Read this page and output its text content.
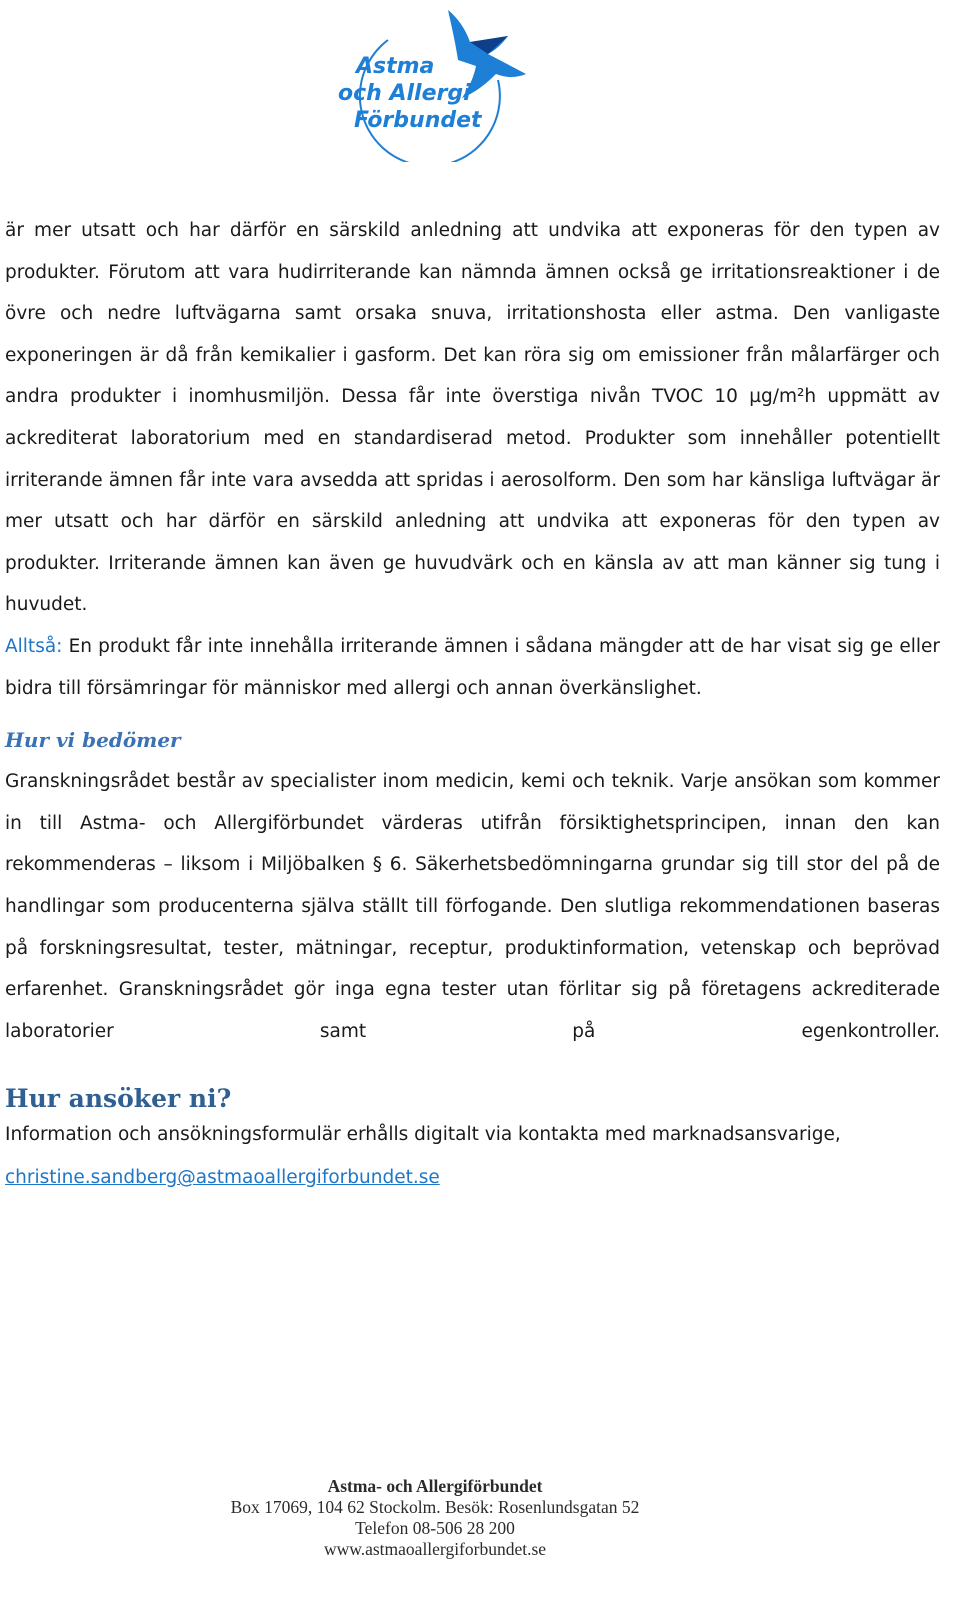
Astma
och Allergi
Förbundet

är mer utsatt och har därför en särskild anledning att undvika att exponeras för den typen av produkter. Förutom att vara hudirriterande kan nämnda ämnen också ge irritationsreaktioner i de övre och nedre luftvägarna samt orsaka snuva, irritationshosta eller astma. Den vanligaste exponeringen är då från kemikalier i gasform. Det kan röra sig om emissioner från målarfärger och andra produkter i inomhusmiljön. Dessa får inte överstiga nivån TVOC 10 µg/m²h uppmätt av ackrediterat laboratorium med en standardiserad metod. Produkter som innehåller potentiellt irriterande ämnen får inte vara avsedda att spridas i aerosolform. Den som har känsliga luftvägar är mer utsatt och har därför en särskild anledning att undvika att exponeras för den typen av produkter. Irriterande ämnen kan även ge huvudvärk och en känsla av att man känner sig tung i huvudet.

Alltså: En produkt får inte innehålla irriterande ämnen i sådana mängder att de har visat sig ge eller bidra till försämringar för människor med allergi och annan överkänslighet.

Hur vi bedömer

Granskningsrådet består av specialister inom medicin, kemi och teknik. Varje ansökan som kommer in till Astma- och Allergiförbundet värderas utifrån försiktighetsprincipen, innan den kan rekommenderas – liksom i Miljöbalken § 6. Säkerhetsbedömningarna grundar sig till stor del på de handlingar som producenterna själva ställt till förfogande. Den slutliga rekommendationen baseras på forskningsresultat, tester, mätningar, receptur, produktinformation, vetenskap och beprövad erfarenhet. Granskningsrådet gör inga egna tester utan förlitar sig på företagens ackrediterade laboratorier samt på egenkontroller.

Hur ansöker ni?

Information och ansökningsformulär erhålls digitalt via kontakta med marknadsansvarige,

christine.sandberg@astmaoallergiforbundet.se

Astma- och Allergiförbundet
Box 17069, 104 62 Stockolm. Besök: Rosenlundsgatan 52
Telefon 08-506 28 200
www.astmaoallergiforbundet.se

- - -

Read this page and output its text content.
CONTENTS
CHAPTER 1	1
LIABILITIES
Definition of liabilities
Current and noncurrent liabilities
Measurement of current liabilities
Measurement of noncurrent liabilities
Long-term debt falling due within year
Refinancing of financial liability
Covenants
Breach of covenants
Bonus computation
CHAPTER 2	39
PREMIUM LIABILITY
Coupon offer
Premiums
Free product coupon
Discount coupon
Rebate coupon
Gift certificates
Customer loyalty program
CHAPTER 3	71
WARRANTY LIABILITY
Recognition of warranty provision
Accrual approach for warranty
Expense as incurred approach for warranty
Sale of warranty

- - -

▸ DO THIS
Show every line from the entries above in which "samt" appears.

▸ ANSWER TO THE TASK
är mer utsatt och har därför en särskild anledning att undvika att exponeras för den typen av produkter. Förutom att vara hudirriterande kan nämnda ämnen också ge irritationsreaktioner i de övre och nedre luftvägarna samt orsaka snuva, irritationshosta eller astma. Den vanligaste exponeringen är då från kemikalier i gasform. Det kan röra sig om emissioner från målarfärger och andra produkter i inomhusmiljön. Dessa får inte överstiga nivån TVOC 10 µg/m²h uppmätt av ackrediterat laboratorium med en standardiserad metod. Produkter som innehåller potentiellt irriterande ämnen får inte vara avsedda att spridas i aerosolform. Den som har känsliga luftvägar är mer utsatt och har därför en särskild anledning att undvika att exponeras för den typen av produkter. Irriterande ämnen kan även ge huvudvärk och en känsla av att man känner sig tung i huvudet.
Granskningsrådet består av specialister inom medicin, kemi och teknik. Varje ansökan som kommer in till Astma- och Allergiförbundet värderas utifrån försiktighetsprincipen, innan den kan rekommenderas – liksom i Miljöbalken § 6. Säkerhetsbedömningarna grundar sig till stor del på de handlingar som producenterna själva ställt till förfogande. Den slutliga rekommendationen baseras på forskningsresultat, tester, mätningar, receptur, produktinformation, vetenskap och beprövad erfarenhet. Granskningsrådet gör inga egna tester utan förlitar sig på företagens ackrediterade laboratorier samt på egenkontroller.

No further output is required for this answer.